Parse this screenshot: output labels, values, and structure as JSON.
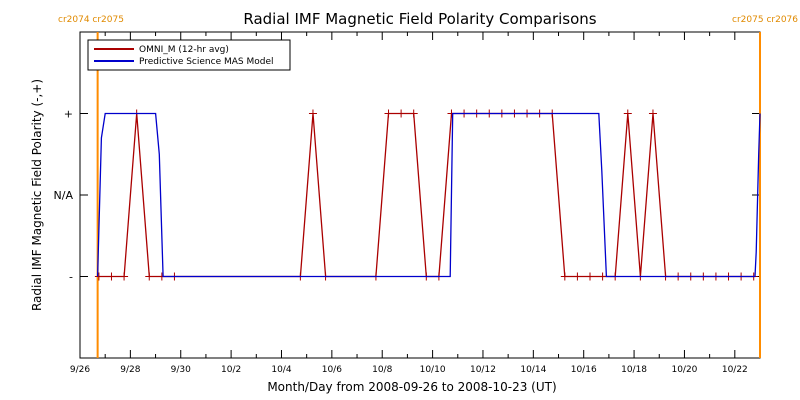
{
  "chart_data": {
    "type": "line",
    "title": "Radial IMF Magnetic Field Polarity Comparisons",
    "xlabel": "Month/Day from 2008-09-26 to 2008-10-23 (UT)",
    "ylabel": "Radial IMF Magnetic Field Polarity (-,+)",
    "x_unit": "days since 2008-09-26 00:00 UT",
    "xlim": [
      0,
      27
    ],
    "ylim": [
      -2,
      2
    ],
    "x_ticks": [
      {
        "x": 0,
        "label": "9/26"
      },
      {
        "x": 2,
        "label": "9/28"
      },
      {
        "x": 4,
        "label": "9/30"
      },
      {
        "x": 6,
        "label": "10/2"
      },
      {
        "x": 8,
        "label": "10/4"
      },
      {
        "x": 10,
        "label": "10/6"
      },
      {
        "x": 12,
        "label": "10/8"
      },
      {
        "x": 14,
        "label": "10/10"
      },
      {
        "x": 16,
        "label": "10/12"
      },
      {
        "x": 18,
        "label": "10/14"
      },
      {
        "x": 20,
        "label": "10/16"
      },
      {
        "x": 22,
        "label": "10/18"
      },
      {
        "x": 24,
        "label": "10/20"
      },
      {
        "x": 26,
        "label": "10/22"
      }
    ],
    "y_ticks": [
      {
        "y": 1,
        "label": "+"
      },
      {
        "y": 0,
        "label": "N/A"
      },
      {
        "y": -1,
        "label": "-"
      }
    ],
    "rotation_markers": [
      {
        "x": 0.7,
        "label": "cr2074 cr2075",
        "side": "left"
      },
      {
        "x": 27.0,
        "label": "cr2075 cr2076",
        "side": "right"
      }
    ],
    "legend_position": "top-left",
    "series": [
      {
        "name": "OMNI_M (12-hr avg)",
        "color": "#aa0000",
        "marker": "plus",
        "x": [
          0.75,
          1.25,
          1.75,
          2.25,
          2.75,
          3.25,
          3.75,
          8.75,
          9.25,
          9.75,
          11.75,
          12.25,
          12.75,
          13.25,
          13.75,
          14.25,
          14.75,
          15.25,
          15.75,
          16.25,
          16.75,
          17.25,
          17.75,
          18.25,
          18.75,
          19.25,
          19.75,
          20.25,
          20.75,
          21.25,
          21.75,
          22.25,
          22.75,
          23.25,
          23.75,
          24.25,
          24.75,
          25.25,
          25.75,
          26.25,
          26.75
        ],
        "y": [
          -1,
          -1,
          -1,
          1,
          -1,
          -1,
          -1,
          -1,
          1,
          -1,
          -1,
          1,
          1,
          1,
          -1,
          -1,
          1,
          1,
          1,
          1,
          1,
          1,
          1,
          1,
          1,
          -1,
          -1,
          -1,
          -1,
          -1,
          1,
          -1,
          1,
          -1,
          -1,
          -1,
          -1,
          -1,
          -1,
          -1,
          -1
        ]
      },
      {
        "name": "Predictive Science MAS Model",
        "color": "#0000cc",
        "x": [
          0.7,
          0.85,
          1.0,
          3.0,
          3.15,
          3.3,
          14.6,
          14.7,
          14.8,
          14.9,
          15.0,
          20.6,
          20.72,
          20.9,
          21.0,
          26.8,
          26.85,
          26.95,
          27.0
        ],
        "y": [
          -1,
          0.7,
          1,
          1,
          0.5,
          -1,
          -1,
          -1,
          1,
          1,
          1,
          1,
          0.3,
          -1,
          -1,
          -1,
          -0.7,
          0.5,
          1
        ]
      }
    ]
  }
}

● ● ● ●

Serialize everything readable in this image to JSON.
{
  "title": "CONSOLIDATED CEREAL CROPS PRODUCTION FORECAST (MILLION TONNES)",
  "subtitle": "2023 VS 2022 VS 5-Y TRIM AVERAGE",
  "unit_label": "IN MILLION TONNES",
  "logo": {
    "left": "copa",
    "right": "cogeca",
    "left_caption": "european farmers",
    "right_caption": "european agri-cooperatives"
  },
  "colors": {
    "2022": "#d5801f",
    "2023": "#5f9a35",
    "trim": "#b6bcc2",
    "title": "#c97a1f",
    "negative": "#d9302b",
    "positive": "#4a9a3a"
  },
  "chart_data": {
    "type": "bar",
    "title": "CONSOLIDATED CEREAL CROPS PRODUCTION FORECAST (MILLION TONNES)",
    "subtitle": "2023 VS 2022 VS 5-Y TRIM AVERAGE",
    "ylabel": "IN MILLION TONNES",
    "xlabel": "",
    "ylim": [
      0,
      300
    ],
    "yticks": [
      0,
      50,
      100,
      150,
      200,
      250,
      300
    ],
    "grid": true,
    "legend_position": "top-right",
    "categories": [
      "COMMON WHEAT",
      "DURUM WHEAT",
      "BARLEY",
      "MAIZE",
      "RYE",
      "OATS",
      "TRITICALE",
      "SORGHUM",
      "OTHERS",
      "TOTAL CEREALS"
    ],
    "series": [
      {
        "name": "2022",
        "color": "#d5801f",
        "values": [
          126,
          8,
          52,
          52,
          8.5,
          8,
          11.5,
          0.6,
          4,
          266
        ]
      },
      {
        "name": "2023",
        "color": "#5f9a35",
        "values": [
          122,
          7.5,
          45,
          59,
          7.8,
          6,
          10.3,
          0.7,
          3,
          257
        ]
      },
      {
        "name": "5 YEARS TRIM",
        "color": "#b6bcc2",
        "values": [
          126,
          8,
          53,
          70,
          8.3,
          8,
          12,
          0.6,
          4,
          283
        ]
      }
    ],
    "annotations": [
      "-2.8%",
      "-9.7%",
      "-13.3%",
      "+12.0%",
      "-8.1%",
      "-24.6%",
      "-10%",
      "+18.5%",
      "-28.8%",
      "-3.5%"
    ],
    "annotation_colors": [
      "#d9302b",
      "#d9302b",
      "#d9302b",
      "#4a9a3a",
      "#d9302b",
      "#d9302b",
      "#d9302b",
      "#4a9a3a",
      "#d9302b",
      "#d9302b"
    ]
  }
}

● ● ● ●

WHAT THIS TASK INVOLVES:
Find the word "FORECAST" in the records and pull out each line that has it.

TASK SOLUTION:
  "title": "CONSOLIDATED CEREAL CROPS PRODUCTION FORECAST (MILLION TONNES)",
    "title": "CONSOLIDATED CEREAL CROPS PRODUCTION FORECAST (MILLION TONNES)",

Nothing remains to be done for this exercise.